Task goal = Each line of the material below that holds the word "социальных" needs to be copied.

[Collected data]
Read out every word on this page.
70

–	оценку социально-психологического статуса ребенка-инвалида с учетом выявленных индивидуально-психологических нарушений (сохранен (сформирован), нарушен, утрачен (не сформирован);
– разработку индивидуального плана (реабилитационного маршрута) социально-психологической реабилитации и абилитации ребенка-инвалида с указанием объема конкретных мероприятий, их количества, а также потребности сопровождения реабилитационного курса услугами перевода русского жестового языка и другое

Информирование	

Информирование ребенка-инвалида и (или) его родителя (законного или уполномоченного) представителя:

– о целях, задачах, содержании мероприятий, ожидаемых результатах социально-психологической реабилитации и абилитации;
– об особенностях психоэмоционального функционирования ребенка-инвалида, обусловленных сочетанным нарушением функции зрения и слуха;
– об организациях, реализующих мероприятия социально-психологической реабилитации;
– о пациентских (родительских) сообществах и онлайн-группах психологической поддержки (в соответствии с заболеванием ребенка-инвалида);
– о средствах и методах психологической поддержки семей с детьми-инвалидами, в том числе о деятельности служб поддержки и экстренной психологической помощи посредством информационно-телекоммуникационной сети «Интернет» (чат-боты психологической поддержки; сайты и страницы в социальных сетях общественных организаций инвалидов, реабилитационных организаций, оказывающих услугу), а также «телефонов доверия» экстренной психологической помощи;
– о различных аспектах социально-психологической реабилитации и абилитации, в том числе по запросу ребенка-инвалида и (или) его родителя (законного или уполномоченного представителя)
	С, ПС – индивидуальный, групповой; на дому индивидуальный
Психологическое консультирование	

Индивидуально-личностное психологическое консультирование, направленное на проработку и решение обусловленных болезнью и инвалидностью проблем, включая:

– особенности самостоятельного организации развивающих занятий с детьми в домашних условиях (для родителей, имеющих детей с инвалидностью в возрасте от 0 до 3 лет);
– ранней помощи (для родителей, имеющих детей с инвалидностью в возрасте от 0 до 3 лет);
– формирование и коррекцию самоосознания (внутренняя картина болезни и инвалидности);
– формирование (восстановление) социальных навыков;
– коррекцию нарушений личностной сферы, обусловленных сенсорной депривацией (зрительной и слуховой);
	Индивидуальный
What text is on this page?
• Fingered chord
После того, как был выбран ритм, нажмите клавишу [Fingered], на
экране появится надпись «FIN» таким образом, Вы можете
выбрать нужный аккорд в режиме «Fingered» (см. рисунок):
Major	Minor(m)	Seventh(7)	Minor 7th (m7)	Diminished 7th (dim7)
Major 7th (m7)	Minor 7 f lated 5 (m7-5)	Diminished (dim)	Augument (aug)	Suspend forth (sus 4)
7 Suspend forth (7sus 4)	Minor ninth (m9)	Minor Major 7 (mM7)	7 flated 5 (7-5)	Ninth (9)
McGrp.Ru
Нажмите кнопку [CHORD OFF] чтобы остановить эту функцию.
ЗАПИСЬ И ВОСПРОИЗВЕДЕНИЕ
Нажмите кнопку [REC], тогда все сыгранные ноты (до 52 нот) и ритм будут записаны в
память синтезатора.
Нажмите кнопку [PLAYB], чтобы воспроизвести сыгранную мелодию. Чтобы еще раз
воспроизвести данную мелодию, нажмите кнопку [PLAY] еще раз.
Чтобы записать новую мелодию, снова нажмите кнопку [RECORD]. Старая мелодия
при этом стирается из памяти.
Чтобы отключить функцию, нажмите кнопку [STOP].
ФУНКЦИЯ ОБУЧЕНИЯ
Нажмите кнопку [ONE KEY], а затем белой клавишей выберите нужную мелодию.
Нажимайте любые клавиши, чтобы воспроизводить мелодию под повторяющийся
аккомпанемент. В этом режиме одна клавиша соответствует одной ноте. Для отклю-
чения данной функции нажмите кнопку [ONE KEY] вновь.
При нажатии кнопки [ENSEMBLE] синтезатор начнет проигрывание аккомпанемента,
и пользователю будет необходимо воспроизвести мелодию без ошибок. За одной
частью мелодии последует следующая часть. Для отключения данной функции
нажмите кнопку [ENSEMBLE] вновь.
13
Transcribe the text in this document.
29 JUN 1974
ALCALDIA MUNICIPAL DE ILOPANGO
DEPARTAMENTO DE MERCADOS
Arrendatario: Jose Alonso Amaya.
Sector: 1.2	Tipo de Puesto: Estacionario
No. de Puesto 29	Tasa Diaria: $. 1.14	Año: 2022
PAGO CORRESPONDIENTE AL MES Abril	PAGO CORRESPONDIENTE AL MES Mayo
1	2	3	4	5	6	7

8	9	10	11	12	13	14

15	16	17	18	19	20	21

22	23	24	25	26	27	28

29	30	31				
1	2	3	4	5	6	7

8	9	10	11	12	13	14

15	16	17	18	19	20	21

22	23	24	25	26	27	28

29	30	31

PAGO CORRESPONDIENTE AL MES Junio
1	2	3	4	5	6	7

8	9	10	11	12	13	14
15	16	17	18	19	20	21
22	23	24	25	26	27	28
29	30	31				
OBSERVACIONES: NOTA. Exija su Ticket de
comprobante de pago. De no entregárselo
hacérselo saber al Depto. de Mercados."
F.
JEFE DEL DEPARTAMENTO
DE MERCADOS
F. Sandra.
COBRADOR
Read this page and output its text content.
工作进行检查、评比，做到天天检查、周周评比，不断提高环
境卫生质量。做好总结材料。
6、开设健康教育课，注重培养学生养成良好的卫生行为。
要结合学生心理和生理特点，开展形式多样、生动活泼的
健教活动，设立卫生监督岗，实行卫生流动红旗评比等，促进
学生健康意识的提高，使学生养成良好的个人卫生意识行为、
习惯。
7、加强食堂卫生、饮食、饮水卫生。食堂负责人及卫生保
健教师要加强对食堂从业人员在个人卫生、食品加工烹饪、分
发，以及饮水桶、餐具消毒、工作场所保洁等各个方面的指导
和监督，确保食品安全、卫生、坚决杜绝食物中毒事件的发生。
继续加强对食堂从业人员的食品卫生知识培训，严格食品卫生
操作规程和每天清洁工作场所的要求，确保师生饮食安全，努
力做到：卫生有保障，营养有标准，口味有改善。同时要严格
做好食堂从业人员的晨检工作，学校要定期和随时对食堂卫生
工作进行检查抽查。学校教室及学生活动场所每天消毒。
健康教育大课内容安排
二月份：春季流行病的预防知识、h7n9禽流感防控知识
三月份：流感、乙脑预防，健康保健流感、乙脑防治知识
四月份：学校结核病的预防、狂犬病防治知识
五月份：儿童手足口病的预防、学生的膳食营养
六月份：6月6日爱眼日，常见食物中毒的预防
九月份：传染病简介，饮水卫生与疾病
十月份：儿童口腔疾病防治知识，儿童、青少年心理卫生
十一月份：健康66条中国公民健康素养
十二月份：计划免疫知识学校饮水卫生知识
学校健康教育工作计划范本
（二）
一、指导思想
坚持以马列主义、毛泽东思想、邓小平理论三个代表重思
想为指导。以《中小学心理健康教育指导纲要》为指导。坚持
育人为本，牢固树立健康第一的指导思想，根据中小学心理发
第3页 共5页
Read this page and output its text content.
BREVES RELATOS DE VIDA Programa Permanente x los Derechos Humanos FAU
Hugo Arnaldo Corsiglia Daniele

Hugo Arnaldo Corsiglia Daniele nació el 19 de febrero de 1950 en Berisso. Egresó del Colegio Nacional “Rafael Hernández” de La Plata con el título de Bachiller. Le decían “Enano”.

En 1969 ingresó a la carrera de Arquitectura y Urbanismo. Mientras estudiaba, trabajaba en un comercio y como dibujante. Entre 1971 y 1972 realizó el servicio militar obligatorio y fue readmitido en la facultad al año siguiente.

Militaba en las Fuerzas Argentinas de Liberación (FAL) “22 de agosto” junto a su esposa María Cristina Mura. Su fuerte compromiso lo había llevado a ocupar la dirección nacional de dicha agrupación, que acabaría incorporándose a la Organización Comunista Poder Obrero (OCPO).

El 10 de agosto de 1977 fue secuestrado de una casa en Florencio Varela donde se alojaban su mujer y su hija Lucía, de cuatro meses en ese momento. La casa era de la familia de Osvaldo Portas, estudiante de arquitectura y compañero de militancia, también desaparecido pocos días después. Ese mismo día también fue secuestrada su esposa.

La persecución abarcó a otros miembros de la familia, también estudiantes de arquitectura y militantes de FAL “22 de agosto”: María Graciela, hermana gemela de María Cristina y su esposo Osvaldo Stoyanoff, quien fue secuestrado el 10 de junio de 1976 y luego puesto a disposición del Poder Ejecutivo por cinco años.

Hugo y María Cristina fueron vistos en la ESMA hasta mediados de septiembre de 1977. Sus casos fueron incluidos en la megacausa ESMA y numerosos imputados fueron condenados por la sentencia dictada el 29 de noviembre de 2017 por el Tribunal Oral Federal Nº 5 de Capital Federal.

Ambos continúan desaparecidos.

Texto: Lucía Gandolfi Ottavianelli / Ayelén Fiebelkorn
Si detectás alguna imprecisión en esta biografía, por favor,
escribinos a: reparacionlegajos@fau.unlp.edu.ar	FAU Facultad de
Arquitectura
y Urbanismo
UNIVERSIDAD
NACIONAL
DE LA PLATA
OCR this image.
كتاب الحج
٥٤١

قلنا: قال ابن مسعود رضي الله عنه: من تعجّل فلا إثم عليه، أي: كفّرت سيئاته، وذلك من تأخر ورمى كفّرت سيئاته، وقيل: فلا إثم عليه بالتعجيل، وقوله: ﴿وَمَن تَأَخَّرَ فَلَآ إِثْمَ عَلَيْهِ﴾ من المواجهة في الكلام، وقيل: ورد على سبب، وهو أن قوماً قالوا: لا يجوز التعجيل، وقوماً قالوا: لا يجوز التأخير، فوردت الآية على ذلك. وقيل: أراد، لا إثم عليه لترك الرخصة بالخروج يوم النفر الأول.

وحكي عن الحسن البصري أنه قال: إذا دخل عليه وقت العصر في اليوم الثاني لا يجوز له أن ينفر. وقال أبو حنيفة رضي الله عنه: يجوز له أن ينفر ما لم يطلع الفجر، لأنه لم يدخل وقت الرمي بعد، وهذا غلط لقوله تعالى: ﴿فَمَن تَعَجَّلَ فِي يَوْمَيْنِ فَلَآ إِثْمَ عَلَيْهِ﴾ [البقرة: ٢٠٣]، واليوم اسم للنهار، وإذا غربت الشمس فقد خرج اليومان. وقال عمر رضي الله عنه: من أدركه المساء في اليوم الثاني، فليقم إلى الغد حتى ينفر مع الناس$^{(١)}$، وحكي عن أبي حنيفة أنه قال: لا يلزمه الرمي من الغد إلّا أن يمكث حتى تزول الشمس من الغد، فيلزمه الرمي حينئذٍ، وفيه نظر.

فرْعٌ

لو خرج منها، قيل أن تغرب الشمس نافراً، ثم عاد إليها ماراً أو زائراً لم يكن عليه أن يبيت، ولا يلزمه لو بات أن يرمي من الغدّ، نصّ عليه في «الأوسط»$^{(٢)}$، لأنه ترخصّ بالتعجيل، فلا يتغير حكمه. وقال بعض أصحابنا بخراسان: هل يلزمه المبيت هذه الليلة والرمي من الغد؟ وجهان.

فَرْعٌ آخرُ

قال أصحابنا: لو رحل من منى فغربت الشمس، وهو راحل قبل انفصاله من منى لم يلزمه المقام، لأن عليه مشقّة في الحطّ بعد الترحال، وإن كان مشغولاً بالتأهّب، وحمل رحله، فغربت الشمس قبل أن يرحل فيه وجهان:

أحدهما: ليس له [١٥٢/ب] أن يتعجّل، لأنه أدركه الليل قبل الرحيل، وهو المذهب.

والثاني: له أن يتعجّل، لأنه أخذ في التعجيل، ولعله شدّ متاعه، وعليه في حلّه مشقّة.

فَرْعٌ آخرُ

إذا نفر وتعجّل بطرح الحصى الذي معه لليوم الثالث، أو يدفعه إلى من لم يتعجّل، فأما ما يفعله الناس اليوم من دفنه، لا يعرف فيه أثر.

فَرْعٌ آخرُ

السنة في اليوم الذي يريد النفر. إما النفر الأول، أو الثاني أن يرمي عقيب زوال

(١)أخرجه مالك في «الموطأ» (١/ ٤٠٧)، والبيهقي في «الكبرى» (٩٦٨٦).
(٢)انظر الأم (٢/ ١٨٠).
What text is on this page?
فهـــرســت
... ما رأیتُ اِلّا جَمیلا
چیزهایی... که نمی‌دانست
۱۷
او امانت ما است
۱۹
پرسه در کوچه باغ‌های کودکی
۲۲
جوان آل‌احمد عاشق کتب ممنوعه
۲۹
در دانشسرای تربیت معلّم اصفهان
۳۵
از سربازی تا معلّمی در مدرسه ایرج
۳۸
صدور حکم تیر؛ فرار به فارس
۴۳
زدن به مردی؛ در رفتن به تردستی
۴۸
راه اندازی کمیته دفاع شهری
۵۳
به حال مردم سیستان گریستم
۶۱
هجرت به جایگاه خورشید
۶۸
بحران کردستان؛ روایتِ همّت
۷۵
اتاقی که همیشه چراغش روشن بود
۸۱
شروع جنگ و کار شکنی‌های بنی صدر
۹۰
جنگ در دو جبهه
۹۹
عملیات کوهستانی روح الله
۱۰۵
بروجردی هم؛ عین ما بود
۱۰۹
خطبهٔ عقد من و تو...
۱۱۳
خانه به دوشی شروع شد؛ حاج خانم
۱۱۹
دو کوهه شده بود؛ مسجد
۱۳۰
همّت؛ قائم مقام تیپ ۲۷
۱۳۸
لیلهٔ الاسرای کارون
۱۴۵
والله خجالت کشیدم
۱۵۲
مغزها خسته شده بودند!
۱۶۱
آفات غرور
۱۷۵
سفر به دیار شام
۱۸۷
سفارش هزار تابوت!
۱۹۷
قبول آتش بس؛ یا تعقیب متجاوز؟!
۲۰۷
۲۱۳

Exercise result =
– о средствах и методах психологической поддержки семей с детьми-инвалидами, в том числе о деятельности служб поддержки и экстренной психологической помощи посредством информационно-телекоммуникационной сети «Интернет» (чат-боты психологической поддержки; сайты и страницы в социальных сетях общественных организаций инвалидов, реабилитационных организаций, оказывающих услугу), а также «телефонов доверия» экстренной психологической помощи;
– формирование (восстановление) социальных навыков;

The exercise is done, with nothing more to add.